─── Dataset records

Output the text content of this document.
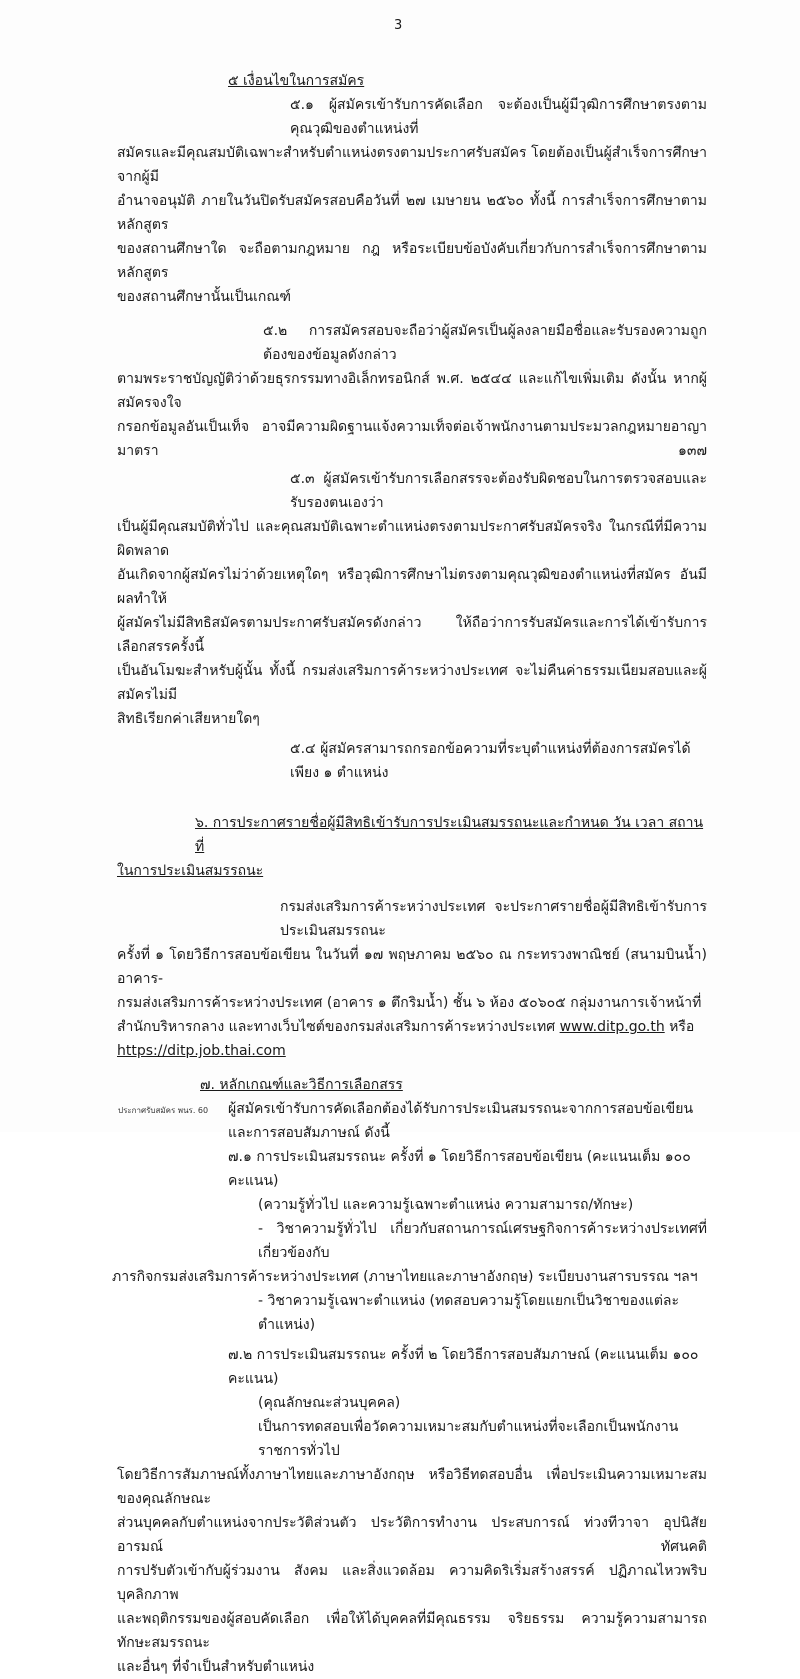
3
๕ เงื่อนไขในการสมัคร
๕.๑ ผู้สมัครเข้ารับการคัดเลือก จะต้องเป็นผู้มีวุฒิการศึกษาตรงตามคุณวุฒิของตำแหน่งที่
สมัครและมีคุณสมบัติเฉพาะสำหรับตำแหน่งตรงตามประกาศรับสมัคร โดยต้องเป็นผู้สำเร็จการศึกษาจากผู้มี
อำนาจอนุมัติ ภายในวันปิดรับสมัครสอบคือวันที่ ๒๗ เมษายน ๒๕๖๐ ทั้งนี้ การสำเร็จการศึกษาตามหลักสูตร
ของสถานศึกษาใด จะถือตามกฎหมาย กฎ หรือระเบียบข้อบังคับเกี่ยวกับการสำเร็จการศึกษาตามหลักสูตร
ของสถานศึกษานั้นเป็นเกณฑ์
๕.๒ การสมัครสอบจะถือว่าผู้สมัครเป็นผู้ลงลายมือชื่อและรับรองความถูกต้องของข้อมูลดังกล่าว
ตามพระราชบัญญัติว่าด้วยธุรกรรมทางอิเล็กทรอนิกส์ พ.ศ. ๒๕๔๔ และแก้ไขเพิ่มเติม ดังนั้น หากผู้สมัครจงใจ
กรอกข้อมูลอันเป็นเท็จ อาจมีความผิดฐานแจ้งความเท็จต่อเจ้าพนักงานตามประมวลกฎหมายอาญา มาตรา ๑๓๗
๕.๓ ผู้สมัครเข้ารับการเลือกสรรจะต้องรับผิดชอบในการตรวจสอบและรับรองตนเองว่า
เป็นผู้มีคุณสมบัติทั่วไป และคุณสมบัติเฉพาะตำแหน่งตรงตามประกาศรับสมัครจริง ในกรณีที่มีความผิดพลาด
อันเกิดจากผู้สมัครไม่ว่าด้วยเหตุใดๆ หรือวุฒิการศึกษาไม่ตรงตามคุณวุฒิของตำแหน่งที่สมัคร อันมีผลทำให้
ผู้สมัครไม่มีสิทธิสมัครตามประกาศรับสมัครดังกล่าว ให้ถือว่าการรับสมัครและการได้เข้ารับการเลือกสรรครั้งนี้
เป็นอันโมฆะสำหรับผู้นั้น ทั้งนี้ กรมส่งเสริมการค้าระหว่างประเทศ จะไม่คืนค่าธรรมเนียมสอบและผู้สมัครไม่มี
สิทธิเรียกค่าเสียหายใดๆ
๕.๔ ผู้สมัครสามารถกรอกข้อความที่ระบุตำแหน่งที่ต้องการสมัครได้เพียง ๑ ตำแหน่ง
๖. การประกาศรายชื่อผู้มีสิทธิเข้ารับการประเมินสมรรถนะและกำหนด วัน เวลา สถานที่
ในการประเมินสมรรถนะ
กรมส่งเสริมการค้าระหว่างประเทศ จะประกาศรายชื่อผู้มีสิทธิเข้ารับการประเมินสมรรถนะ
ครั้งที่ ๑ โดยวิธีการสอบข้อเขียน ในวันที่ ๑๗ พฤษภาคม ๒๕๖๐ ณ กระทรวงพาณิชย์ (สนามบินน้ำ) อาคาร-
กรมส่งเสริมการค้าระหว่างประเทศ (อาคาร ๑ ตึกริมน้ำ) ชั้น ๖ ห้อง ๕๐๖๐๕ กลุ่มงานการเจ้าหน้าที่
สำนักบริหารกลาง และทางเว็บไซต์ของกรมส่งเสริมการค้าระหว่างประเทศ www.ditp.go.th หรือ
https://ditp.job.thai.com
๗. หลักเกณฑ์และวิธีการเลือกสรร
ผู้สมัครเข้ารับการคัดเลือกต้องได้รับการประเมินสมรรถนะจากการสอบข้อเขียนและการสอบสัมภาษณ์ ดังนี้
๗.๑ การประเมินสมรรถนะ ครั้งที่ ๑ โดยวิธีการสอบข้อเขียน (คะแนนเต็ม ๑๐๐ คะแนน)
(ความรู้ทั่วไป และความรู้เฉพาะตำแหน่ง ความสามารถ/ทักษะ)
- วิชาความรู้ทั่วไป เกี่ยวกับสถานการณ์เศรษฐกิจการค้าระหว่างประเทศที่เกี่ยวข้องกับ
ภารกิจกรมส่งเสริมการค้าระหว่างประเทศ (ภาษาไทยและภาษาอังกฤษ) ระเบียบงานสารบรรณ ฯลฯ
- วิชาความรู้เฉพาะตำแหน่ง (ทดสอบความรู้โดยแยกเป็นวิชาของแต่ละตำแหน่ง)
๗.๒ การประเมินสมรรถนะ ครั้งที่ ๒ โดยวิธีการสอบสัมภาษณ์ (คะแนนเต็ม ๑๐๐ คะแนน)
(คุณลักษณะส่วนบุคคล)
เป็นการทดสอบเพื่อวัดความเหมาะสมกับตำแหน่งที่จะเลือกเป็นพนักงานราชการทั่วไป
โดยวิธีการสัมภาษณ์ทั้งภาษาไทยและภาษาอังกฤษ หรือวิธีทดสอบอื่น เพื่อประเมินความเหมาะสมของคุณลักษณะ
ส่วนบุคคลกับตำแหน่งจากประวัติส่วนตัว ประวัติการทำงาน ประสบการณ์ ท่วงทีวาจา อุปนิสัย อารมณ์ ทัศนคติ
การปรับตัวเข้ากับผู้ร่วมงาน สังคม และสิ่งแวดล้อม ความคิดริเริ่มสร้างสรรค์ ปฏิภาณไหวพริบ บุคลิกภาพ
และพฤติกรรมของผู้สอบคัดเลือก เพื่อให้ได้บุคคลที่มีคุณธรรม จริยธรรม ความรู้ความสามารถ ทักษะสมรรถนะ
และอื่นๆ ที่จำเป็นสำหรับตำแหน่ง
ประกาศรับสมัคร พนร. 60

──────

**What is being asked**
Filter out all lines lacking the word "มการค" and copy the rest.

**Solution to this exercise**
เป็นอันโมฆะสำหรับผู้นั้น ทั้งนี้ กรมส่งเสริมการค้าระหว่างประเทศ จะไม่คืนค่าธรรมเนียมสอบและผู้สมัครไม่มี
กรมส่งเสริมการค้าระหว่างประเทศ จะประกาศรายชื่อผู้มีสิทธิเข้ารับการประเมินสมรรถนะ
กรมส่งเสริมการค้าระหว่างประเทศ (อาคาร ๑ ตึกริมน้ำ) ชั้น ๖ ห้อง ๕๐๖๐๕ กลุ่มงานการเจ้าหน้าที่
สำนักบริหารกลาง และทางเว็บไซต์ของกรมส่งเสริมการค้าระหว่างประเทศ www.ditp.go.th หรือ
ภารกิจกรมส่งเสริมการค้าระหว่างประเทศ (ภาษาไทยและภาษาอังกฤษ) ระเบียบงานสารบรรณ ฯลฯ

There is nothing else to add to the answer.